• [The request]: State how many lines in these records contain the word "Level", and nothing else.

* Start *

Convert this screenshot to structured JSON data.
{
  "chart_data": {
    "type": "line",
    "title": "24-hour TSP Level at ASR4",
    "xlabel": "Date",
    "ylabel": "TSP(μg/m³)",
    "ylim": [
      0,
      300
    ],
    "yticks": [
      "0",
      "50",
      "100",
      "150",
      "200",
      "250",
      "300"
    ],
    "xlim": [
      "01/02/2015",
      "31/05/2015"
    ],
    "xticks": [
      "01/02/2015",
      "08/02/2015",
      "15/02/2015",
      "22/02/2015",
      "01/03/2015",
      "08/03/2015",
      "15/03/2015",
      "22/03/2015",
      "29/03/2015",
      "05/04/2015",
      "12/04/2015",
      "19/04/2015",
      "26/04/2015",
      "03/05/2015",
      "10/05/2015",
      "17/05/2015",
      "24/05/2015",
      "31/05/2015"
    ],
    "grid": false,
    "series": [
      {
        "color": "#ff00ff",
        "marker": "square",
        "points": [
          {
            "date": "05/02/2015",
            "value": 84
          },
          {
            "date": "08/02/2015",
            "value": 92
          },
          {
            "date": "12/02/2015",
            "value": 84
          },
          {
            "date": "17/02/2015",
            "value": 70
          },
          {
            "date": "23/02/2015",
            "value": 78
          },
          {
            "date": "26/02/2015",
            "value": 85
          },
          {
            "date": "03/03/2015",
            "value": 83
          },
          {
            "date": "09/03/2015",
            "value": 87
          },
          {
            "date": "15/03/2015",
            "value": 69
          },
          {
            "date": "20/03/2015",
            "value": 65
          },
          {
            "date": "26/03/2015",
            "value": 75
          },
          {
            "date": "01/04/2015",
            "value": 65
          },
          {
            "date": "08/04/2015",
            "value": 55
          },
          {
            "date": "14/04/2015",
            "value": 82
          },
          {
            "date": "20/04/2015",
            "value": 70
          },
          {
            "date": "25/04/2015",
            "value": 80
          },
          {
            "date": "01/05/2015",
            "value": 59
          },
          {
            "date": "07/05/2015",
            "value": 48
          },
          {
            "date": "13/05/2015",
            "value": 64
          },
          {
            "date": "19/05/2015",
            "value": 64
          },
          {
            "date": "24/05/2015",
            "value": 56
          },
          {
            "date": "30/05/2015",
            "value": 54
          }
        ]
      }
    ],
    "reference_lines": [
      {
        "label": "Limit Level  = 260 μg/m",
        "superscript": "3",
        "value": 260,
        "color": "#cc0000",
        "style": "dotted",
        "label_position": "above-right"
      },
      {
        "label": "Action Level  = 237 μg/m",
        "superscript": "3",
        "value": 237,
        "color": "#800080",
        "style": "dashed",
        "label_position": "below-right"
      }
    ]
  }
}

* End *

• [In response]: 3